- Exercise objective -
How many lines in the listing below include the word "value"? Answer with the number and nothing else.

== Exercise inputs ==

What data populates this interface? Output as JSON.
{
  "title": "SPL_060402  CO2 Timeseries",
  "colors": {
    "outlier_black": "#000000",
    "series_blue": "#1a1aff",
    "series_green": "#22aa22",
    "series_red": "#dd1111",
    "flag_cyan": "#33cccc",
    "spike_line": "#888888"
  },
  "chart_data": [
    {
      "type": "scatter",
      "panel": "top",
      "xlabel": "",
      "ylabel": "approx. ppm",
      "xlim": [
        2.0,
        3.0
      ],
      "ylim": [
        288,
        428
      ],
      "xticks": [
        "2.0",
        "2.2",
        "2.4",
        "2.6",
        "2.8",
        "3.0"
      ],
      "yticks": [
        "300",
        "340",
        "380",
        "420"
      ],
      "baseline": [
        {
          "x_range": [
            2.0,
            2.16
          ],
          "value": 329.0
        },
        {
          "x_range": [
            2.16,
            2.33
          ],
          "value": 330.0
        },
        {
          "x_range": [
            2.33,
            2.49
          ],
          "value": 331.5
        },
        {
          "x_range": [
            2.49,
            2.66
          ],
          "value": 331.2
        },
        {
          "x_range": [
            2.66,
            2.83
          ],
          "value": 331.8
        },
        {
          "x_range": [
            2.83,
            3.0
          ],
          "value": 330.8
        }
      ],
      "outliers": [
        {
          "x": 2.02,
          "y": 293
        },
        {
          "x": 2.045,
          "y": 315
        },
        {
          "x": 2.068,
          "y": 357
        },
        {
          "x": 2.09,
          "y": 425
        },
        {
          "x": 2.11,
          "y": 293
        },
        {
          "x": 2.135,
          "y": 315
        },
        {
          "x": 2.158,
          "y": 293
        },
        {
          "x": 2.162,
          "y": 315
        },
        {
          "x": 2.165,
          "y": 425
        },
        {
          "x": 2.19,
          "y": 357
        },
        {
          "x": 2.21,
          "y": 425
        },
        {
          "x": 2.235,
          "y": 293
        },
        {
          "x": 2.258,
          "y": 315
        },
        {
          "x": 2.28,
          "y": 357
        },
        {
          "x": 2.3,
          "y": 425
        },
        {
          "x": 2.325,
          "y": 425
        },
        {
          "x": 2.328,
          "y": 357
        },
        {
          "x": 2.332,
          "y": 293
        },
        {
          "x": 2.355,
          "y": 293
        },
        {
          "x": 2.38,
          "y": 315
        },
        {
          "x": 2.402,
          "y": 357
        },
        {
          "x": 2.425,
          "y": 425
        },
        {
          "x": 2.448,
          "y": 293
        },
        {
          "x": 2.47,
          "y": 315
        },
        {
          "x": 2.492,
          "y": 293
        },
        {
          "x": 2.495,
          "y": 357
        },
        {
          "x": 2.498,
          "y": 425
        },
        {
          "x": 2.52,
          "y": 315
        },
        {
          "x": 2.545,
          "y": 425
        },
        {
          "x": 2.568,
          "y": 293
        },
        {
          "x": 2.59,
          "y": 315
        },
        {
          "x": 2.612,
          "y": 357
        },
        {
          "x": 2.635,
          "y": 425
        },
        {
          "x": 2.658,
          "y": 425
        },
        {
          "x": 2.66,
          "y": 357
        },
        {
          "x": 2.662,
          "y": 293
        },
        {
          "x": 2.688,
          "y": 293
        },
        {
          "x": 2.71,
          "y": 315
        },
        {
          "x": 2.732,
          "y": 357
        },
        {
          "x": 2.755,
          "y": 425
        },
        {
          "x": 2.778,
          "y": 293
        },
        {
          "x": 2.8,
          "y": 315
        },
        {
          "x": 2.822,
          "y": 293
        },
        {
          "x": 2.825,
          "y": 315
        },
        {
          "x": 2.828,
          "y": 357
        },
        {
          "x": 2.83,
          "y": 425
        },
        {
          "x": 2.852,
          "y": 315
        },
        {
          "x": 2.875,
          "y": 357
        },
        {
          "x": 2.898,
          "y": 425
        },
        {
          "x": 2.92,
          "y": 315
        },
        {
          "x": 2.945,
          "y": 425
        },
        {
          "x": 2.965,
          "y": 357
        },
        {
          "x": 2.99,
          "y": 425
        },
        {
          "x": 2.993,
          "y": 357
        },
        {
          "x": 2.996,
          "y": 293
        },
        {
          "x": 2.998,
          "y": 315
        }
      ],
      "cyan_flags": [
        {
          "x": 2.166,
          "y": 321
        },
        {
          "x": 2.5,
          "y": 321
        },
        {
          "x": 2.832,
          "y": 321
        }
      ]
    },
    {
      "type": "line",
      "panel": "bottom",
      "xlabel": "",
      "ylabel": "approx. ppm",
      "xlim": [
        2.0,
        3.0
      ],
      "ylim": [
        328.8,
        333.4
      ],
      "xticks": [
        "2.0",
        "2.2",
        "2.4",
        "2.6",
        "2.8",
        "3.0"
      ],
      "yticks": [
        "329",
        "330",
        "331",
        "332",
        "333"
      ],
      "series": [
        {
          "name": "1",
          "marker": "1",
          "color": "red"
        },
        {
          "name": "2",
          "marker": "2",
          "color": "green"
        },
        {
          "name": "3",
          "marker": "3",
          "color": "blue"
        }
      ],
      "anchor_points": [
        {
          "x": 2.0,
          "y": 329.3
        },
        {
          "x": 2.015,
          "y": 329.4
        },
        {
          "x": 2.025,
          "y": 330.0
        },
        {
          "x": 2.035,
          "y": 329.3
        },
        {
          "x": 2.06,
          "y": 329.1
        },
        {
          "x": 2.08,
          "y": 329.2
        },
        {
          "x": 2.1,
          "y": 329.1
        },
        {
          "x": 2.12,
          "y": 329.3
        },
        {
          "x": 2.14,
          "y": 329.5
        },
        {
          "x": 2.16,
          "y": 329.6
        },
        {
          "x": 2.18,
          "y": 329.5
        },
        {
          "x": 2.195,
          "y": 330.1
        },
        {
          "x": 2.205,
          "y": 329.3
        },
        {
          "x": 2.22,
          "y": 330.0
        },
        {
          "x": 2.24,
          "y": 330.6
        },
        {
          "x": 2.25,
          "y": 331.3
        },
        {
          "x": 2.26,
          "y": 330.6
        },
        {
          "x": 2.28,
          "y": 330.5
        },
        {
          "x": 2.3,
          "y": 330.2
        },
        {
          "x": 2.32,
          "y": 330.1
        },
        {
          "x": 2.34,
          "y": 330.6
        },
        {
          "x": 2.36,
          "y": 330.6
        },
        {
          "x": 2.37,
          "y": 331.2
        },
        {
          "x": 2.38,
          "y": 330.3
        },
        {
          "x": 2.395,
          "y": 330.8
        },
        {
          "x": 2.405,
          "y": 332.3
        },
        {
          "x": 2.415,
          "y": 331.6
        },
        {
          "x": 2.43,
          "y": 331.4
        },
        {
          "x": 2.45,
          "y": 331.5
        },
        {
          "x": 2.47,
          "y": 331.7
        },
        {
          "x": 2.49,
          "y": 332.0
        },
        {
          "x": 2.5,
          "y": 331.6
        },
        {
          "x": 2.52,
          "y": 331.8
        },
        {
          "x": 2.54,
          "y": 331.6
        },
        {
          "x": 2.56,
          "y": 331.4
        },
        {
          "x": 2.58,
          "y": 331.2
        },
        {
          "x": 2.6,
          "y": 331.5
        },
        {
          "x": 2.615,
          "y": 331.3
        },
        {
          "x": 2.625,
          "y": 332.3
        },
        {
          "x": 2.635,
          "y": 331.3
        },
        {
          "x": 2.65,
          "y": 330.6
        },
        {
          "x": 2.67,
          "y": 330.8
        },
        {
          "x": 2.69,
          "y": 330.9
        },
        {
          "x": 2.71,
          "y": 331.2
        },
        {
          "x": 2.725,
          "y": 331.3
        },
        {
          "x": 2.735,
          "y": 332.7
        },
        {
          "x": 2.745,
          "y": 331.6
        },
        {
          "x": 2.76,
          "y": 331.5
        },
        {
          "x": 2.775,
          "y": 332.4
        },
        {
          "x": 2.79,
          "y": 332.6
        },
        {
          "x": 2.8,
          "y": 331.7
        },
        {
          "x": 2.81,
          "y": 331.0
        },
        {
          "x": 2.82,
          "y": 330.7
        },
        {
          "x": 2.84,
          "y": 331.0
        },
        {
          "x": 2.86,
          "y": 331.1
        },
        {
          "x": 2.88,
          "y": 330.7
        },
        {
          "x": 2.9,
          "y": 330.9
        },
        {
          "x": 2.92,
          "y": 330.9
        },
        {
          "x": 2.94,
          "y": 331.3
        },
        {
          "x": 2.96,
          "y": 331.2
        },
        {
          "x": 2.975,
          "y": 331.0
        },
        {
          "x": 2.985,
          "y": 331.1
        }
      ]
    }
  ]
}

===

- Task solution -
6